**WHAT TO PRODUCE**
Report every line in the listing that contains the string "JSON".

** START EXERCISE MATERIALS **

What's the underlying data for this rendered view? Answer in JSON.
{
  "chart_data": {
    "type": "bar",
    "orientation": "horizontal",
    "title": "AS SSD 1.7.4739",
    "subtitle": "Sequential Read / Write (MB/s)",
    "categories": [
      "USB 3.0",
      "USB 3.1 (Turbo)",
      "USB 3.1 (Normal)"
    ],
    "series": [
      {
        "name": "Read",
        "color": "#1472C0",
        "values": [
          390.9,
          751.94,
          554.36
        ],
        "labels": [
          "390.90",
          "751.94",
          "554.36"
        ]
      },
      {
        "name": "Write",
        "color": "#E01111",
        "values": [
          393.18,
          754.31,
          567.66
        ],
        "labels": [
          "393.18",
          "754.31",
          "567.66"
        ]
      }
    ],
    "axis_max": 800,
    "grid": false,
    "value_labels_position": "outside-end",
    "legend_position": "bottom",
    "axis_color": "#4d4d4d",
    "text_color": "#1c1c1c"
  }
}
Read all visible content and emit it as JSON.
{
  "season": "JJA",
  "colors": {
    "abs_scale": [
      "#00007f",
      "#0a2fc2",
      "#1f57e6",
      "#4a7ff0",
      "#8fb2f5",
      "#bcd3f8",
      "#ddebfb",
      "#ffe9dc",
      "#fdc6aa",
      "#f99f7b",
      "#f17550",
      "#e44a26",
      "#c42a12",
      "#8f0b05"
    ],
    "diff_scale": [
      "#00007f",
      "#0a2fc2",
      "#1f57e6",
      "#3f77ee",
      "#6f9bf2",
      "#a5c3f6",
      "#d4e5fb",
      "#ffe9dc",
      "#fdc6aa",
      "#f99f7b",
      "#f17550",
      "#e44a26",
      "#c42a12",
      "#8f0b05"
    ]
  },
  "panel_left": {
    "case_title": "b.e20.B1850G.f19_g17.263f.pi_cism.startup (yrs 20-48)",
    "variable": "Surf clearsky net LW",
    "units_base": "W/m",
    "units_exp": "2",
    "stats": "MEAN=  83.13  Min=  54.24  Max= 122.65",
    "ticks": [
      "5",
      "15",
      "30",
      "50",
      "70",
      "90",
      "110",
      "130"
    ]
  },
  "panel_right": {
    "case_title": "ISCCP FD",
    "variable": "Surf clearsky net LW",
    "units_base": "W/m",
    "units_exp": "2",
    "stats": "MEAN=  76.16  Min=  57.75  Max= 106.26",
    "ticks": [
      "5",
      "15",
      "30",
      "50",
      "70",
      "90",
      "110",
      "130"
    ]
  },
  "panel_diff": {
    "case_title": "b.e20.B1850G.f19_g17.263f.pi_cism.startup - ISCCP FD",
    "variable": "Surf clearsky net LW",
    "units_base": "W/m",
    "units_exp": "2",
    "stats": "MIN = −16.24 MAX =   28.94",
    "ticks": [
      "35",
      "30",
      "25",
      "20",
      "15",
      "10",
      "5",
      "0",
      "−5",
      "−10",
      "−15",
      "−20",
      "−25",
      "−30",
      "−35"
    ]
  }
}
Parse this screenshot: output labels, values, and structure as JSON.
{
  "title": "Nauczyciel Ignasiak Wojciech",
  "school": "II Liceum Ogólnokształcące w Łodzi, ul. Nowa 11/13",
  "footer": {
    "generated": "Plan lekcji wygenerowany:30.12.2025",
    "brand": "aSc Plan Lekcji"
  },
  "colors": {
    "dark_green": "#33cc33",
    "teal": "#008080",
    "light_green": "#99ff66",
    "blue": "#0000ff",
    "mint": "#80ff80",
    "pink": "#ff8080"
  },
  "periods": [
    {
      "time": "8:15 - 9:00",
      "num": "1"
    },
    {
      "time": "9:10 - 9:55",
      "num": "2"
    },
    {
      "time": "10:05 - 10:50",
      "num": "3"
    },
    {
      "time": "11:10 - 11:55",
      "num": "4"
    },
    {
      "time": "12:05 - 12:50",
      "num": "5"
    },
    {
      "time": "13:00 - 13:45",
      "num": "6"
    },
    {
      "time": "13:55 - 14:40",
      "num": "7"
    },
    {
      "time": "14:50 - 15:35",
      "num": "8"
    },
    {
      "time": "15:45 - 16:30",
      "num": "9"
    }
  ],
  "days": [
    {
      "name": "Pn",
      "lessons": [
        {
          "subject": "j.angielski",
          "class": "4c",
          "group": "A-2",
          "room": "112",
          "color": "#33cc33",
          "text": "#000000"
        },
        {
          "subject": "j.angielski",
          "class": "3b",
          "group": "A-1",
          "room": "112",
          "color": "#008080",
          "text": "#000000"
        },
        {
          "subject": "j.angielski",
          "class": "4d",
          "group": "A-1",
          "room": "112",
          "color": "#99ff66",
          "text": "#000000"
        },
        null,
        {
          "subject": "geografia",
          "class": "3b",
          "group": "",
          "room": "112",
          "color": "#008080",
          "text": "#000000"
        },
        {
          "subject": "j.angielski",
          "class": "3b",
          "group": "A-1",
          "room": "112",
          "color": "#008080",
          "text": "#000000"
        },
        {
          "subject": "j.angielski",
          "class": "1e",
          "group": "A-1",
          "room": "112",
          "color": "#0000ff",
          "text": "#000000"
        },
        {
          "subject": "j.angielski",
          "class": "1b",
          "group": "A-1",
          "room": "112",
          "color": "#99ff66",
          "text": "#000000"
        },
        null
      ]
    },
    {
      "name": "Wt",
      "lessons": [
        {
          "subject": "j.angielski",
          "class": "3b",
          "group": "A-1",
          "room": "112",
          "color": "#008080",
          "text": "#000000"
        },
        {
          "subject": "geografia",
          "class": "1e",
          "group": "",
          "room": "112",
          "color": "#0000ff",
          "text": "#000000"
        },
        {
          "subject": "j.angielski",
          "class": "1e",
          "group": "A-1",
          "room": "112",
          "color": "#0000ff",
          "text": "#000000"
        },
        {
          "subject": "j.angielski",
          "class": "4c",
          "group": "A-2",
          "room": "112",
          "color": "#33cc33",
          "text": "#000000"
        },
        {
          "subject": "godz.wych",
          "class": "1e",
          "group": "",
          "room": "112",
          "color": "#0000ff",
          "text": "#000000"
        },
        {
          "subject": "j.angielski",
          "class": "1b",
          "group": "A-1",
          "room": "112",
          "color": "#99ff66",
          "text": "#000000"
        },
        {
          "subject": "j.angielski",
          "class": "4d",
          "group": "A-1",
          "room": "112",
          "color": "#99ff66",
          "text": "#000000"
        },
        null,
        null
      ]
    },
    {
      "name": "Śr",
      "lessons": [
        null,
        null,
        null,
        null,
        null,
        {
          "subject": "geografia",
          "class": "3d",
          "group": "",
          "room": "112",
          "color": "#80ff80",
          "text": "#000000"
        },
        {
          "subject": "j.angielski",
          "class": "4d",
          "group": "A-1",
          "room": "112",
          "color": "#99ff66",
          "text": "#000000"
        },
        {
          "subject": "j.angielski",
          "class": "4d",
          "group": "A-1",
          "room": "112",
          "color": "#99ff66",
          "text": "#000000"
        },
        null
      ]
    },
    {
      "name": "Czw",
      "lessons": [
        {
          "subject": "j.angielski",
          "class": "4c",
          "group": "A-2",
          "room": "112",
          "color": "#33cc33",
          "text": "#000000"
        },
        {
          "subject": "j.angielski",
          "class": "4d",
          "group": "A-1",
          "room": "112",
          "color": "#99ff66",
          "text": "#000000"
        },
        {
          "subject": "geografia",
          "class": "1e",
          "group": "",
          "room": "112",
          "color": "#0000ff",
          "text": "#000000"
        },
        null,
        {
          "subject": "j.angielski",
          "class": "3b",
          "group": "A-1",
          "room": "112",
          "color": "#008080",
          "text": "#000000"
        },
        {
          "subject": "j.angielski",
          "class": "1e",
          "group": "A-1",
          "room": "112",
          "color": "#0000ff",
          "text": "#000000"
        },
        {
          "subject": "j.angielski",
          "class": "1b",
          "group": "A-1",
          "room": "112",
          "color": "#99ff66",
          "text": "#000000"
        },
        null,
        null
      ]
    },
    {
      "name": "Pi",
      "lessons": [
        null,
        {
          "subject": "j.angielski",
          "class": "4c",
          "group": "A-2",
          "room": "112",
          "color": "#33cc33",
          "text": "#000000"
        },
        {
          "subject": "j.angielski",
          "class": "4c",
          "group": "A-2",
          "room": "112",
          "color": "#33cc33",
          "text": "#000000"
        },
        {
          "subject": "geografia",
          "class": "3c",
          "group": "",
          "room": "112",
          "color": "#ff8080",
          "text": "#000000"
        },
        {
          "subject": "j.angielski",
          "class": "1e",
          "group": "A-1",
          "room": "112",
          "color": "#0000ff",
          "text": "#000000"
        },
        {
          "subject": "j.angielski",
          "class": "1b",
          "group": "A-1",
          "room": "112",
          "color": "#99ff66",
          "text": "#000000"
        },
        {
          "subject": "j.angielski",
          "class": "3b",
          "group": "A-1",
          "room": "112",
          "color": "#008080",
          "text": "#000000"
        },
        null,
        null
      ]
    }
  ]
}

** END EXERCISE MATERIALS **

**CORRECT RESPONSE**
What's the underlying data for this rendered view? Answer in JSON.
Read all visible content and emit it as JSON.
Parse this screenshot: output labels, values, and structure as JSON.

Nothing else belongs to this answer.